ACTION ITEM –
Reproduce all records word for word.

[[ SUPPLIED MATERIAL open ]]

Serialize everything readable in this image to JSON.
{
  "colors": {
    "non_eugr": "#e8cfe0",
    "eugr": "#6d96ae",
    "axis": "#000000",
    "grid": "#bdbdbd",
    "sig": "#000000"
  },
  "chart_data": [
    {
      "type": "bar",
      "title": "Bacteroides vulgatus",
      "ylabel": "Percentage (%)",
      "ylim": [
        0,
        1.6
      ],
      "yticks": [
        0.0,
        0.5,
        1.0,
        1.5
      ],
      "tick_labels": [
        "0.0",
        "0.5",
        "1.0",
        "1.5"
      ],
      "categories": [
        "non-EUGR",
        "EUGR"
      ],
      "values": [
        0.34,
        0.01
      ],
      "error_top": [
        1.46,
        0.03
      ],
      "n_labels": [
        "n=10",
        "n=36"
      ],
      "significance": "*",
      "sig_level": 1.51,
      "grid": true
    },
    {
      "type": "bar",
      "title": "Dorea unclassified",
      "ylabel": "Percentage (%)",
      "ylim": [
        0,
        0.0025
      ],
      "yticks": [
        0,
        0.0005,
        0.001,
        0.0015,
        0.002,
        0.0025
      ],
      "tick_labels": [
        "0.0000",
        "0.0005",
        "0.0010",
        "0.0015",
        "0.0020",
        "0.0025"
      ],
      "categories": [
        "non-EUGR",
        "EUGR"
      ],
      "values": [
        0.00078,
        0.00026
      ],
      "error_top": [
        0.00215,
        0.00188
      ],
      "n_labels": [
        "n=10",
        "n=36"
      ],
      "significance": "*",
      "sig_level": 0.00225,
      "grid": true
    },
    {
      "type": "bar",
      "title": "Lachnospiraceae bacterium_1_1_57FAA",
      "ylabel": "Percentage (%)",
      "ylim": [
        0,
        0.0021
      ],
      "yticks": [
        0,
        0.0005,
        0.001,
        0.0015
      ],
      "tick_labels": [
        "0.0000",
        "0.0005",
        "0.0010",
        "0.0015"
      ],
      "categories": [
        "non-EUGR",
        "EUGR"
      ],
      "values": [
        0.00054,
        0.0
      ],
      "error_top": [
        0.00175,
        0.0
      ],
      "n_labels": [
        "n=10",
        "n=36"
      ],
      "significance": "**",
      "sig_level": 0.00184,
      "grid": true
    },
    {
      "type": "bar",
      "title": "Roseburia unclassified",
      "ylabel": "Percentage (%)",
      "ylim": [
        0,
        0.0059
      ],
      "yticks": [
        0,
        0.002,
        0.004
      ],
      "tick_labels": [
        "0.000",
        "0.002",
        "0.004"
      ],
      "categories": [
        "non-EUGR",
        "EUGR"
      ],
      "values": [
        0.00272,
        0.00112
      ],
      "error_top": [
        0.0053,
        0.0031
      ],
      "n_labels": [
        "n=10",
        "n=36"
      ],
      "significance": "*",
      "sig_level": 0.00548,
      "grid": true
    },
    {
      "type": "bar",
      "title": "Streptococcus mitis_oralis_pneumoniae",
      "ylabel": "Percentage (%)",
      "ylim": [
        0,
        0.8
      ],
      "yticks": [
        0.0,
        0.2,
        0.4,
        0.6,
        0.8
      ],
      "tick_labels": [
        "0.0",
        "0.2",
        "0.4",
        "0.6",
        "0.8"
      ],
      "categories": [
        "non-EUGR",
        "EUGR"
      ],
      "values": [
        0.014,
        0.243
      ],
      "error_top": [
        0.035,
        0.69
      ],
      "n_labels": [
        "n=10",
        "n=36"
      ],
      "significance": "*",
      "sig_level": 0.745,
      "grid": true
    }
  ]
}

[[ SUPPLIED MATERIAL closed ]]

COMPLETED TASK –
Serialize everything readable in this image to JSON.
{
  "colors": {
    "non_eugr": "#e8cfe0",
    "eugr": "#6d96ae",
    "axis": "#000000",
    "grid": "#bdbdbd",
    "sig": "#000000"
  },
  "chart_data": [
    {
      "type": "bar",
      "title": "Bacteroides vulgatus",
      "ylabel": "Percentage (%)",
      "ylim": [
        0,
        1.6
      ],
      "yticks": [
        0.0,
        0.5,
        1.0,
        1.5
      ],
      "tick_labels": [
        "0.0",
        "0.5",
        "1.0",
        "1.5"
      ],
      "categories": [
        "non-EUGR",
        "EUGR"
      ],
      "values": [
        0.34,
        0.01
      ],
      "error_top": [
        1.46,
        0.03
      ],
      "n_labels": [
        "n=10",
        "n=36"
      ],
      "significance": "*",
      "sig_level": 1.51,
      "grid": true
    },
    {
      "type": "bar",
      "title": "Dorea unclassified",
      "ylabel": "Percentage (%)",
      "ylim": [
        0,
        0.0025
      ],
      "yticks": [
        0,
        0.0005,
        0.001,
        0.0015,
        0.002,
        0.0025
      ],
      "tick_labels": [
        "0.0000",
        "0.0005",
        "0.0010",
        "0.0015",
        "0.0020",
        "0.0025"
      ],
      "categories": [
        "non-EUGR",
        "EUGR"
      ],
      "values": [
        0.00078,
        0.00026
      ],
      "error_top": [
        0.00215,
        0.00188
      ],
      "n_labels": [
        "n=10",
        "n=36"
      ],
      "significance": "*",
      "sig_level": 0.00225,
      "grid": true
    },
    {
      "type": "bar",
      "title": "Lachnospiraceae bacterium_1_1_57FAA",
      "ylabel": "Percentage (%)",
      "ylim": [
        0,
        0.0021
      ],
      "yticks": [
        0,
        0.0005,
        0.001,
        0.0015
      ],
      "tick_labels": [
        "0.0000",
        "0.0005",
        "0.0010",
        "0.0015"
      ],
      "categories": [
        "non-EUGR",
        "EUGR"
      ],
      "values": [
        0.00054,
        0.0
      ],
      "error_top": [
        0.00175,
        0.0
      ],
      "n_labels": [
        "n=10",
        "n=36"
      ],
      "significance": "**",
      "sig_level": 0.00184,
      "grid": true
    },
    {
      "type": "bar",
      "title": "Roseburia unclassified",
      "ylabel": "Percentage (%)",
      "ylim": [
        0,
        0.0059
      ],
      "yticks": [
        0,
        0.002,
        0.004
      ],
      "tick_labels": [
        "0.000",
        "0.002",
        "0.004"
      ],
      "categories": [
        "non-EUGR",
        "EUGR"
      ],
      "values": [
        0.00272,
        0.00112
      ],
      "error_top": [
        0.0053,
        0.0031
      ],
      "n_labels": [
        "n=10",
        "n=36"
      ],
      "significance": "*",
      "sig_level": 0.00548,
      "grid": true
    },
    {
      "type": "bar",
      "title": "Streptococcus mitis_oralis_pneumoniae",
      "ylabel": "Percentage (%)",
      "ylim": [
        0,
        0.8
      ],
      "yticks": [
        0.0,
        0.2,
        0.4,
        0.6,
        0.8
      ],
      "tick_labels": [
        "0.0",
        "0.2",
        "0.4",
        "0.6",
        "0.8"
      ],
      "categories": [
        "non-EUGR",
        "EUGR"
      ],
      "values": [
        0.014,
        0.243
      ],
      "error_top": [
        0.035,
        0.69
      ],
      "n_labels": [
        "n=10",
        "n=36"
      ],
      "significance": "*",
      "sig_level": 0.745,
      "grid": true
    }
  ]
}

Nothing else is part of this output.